TO DO>
Give the number of lines in this listing that contain "Anda", with no other words.

(Dataset records)
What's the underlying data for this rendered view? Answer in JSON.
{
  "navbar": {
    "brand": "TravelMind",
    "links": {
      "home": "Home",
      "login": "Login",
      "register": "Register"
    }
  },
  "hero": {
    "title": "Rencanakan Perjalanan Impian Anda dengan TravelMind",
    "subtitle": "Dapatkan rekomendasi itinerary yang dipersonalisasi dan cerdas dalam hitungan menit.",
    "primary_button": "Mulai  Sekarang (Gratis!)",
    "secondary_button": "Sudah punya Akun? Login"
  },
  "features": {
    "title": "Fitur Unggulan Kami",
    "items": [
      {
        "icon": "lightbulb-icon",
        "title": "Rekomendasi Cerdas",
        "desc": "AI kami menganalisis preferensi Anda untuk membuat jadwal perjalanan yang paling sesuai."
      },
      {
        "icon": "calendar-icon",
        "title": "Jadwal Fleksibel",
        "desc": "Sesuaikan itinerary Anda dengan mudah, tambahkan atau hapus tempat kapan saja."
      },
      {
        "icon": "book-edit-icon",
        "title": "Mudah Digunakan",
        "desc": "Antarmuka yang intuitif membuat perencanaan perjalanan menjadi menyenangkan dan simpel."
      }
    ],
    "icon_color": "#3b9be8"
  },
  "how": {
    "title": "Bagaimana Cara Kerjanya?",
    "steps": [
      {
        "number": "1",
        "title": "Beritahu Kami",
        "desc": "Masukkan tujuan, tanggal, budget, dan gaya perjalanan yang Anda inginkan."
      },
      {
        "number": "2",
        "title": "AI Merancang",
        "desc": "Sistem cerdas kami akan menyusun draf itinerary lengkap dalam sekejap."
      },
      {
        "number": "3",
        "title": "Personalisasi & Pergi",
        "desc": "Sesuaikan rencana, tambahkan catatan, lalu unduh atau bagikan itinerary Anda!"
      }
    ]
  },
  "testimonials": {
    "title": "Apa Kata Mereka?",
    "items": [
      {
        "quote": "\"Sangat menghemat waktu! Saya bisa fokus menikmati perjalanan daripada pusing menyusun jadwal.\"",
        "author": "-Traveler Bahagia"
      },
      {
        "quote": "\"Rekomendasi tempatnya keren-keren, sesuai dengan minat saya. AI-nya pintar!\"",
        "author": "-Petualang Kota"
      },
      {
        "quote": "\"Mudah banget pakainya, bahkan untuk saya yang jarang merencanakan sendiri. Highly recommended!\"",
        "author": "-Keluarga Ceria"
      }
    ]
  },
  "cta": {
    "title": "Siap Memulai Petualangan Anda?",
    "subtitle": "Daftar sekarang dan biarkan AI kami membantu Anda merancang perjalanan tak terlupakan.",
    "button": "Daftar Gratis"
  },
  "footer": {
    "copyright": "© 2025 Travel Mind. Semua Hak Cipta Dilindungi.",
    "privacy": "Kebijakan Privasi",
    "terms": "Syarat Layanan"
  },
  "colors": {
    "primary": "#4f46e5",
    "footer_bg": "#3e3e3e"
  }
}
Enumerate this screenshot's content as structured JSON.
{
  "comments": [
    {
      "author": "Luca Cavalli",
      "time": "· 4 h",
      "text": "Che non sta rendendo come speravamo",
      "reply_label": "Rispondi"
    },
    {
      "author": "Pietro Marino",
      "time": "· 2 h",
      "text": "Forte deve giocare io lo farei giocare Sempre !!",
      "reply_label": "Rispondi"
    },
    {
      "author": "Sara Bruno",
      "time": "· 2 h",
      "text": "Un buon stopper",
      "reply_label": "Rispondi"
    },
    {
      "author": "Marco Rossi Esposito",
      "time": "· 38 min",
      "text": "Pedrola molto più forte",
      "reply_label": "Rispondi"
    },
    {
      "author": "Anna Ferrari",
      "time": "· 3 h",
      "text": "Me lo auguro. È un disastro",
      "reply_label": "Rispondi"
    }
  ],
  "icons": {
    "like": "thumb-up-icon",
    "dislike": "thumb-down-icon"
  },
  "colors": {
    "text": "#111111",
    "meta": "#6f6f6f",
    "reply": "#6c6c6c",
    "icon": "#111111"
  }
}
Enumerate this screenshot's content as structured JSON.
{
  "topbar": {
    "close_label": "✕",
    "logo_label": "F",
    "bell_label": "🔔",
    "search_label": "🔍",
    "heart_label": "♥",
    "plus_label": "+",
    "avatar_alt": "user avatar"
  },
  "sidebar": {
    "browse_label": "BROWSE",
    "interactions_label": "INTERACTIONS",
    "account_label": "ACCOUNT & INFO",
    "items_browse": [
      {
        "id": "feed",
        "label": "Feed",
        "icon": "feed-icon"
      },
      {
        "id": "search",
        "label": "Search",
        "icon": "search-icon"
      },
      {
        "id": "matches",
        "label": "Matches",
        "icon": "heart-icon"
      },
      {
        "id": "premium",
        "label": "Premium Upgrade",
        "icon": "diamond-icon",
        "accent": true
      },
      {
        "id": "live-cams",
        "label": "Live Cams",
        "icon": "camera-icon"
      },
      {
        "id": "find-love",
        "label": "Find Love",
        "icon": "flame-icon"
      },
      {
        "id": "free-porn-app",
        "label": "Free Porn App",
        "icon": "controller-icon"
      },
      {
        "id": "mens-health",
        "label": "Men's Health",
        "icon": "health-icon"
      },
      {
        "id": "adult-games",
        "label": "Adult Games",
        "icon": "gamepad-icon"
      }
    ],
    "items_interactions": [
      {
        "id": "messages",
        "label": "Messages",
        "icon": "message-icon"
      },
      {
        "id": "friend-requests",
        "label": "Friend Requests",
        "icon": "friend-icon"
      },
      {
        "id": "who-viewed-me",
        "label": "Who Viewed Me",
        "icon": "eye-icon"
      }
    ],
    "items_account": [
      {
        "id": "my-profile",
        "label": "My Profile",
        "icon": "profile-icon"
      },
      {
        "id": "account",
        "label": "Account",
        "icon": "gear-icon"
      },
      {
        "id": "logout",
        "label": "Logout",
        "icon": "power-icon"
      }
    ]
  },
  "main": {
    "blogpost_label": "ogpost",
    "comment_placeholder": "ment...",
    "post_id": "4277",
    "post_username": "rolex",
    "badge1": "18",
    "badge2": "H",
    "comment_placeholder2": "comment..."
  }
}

IN RESPONSE>
7